▶ _Problem requirements_
Exactly reproduce each line of the listing that follows.

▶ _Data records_
## START
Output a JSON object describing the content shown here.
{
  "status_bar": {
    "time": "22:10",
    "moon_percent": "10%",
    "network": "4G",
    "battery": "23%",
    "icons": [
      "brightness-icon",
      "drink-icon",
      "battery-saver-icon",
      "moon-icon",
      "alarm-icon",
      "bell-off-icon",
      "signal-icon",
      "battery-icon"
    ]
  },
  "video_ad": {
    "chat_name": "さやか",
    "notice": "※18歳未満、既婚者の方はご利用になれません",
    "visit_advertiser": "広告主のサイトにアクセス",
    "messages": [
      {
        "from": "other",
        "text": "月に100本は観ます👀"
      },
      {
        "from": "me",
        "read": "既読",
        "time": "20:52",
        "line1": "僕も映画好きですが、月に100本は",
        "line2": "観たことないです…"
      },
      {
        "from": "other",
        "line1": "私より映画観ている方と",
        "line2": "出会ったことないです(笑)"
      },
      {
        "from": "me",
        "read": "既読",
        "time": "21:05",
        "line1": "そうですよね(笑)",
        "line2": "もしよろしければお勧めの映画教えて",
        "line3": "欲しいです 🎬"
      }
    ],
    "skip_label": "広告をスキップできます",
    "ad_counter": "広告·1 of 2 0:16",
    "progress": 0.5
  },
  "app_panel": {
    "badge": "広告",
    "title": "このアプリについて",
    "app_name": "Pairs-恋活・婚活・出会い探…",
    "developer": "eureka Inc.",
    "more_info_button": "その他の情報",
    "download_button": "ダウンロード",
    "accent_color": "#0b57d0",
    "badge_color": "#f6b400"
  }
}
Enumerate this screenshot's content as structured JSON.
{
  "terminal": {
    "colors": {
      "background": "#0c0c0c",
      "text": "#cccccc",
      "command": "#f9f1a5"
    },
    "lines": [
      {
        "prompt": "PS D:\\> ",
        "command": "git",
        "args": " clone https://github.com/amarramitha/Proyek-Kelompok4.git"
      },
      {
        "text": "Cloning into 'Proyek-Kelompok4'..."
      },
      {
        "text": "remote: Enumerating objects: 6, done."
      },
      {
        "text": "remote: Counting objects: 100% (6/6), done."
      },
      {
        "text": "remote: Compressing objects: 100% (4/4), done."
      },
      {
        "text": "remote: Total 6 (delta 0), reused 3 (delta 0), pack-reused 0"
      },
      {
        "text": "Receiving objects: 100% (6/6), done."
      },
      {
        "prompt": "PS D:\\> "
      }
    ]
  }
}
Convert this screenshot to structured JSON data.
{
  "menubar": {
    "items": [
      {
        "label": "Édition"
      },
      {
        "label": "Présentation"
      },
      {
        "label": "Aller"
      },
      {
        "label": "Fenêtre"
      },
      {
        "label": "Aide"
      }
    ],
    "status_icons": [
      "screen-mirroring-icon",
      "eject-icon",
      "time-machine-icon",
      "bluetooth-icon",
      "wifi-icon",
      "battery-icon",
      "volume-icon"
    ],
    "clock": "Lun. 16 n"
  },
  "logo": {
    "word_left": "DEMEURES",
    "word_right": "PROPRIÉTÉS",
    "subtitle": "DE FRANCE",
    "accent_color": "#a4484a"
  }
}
## END
▶ _Worked solution_
Output a JSON object describing the content shown here.
{
  "status_bar": {
    "time": "22:10",
    "moon_percent": "10%",
    "network": "4G",
    "battery": "23%",
    "icons": [
      "brightness-icon",
      "drink-icon",
      "battery-saver-icon",
      "moon-icon",
      "alarm-icon",
      "bell-off-icon",
      "signal-icon",
      "battery-icon"
    ]
  },
  "video_ad": {
    "chat_name": "さやか",
    "notice": "※18歳未満、既婚者の方はご利用になれません",
    "visit_advertiser": "広告主のサイトにアクセス",
    "messages": [
      {
        "from": "other",
        "text": "月に100本は観ます👀"
      },
      {
        "from": "me",
        "read": "既読",
        "time": "20:52",
        "line1": "僕も映画好きですが、月に100本は",
        "line2": "観たことないです…"
      },
      {
        "from": "other",
        "line1": "私より映画観ている方と",
        "line2": "出会ったことないです(笑)"
      },
      {
        "from": "me",
        "read": "既読",
        "time": "21:05",
        "line1": "そうですよね(笑)",
        "line2": "もしよろしければお勧めの映画教えて",
        "line3": "欲しいです 🎬"
      }
    ],
    "skip_label": "広告をスキップできます",
    "ad_counter": "広告·1 of 2 0:16",
    "progress": 0.5
  },
  "app_panel": {
    "badge": "広告",
    "title": "このアプリについて",
    "app_name": "Pairs-恋活・婚活・出会い探…",
    "developer": "eureka Inc.",
    "more_info_button": "その他の情報",
    "download_button": "ダウンロード",
    "accent_color": "#0b57d0",
    "badge_color": "#f6b400"
  }
}
Enumerate this screenshot's content as structured JSON.
{
  "terminal": {
    "colors": {
      "background": "#0c0c0c",
      "text": "#cccccc",
      "command": "#f9f1a5"
    },
    "lines": [
      {
        "prompt": "PS D:\\> ",
        "command": "git",
        "args": " clone https://github.com/amarramitha/Proyek-Kelompok4.git"
      },
      {
        "text": "Cloning into 'Proyek-Kelompok4'..."
      },
      {
        "text": "remote: Enumerating objects: 6, done."
      },
      {
        "text": "remote: Counting objects: 100% (6/6), done."
      },
      {
        "text": "remote: Compressing objects: 100% (4/4), done."
      },
      {
        "text": "remote: Total 6 (delta 0), reused 3 (delta 0), pack-reused 0"
      },
      {
        "text": "Receiving objects: 100% (6/6), done."
      },
      {
        "prompt": "PS D:\\> "
      }
    ]
  }
}
Convert this screenshot to structured JSON data.
{
  "menubar": {
    "items": [
      {
        "label": "Édition"
      },
      {
        "label": "Présentation"
      },
      {
        "label": "Aller"
      },
      {
        "label": "Fenêtre"
      },
      {
        "label": "Aide"
      }
    ],
    "status_icons": [
      "screen-mirroring-icon",
      "eject-icon",
      "time-machine-icon",
      "bluetooth-icon",
      "wifi-icon",
      "battery-icon",
      "volume-icon"
    ],
    "clock": "Lun. 16 n"
  },
  "logo": {
    "word_left": "DEMEURES",
    "word_right": "PROPRIÉTÉS",
    "subtitle": "DE FRANCE",
    "accent_color": "#a4484a"
  }
}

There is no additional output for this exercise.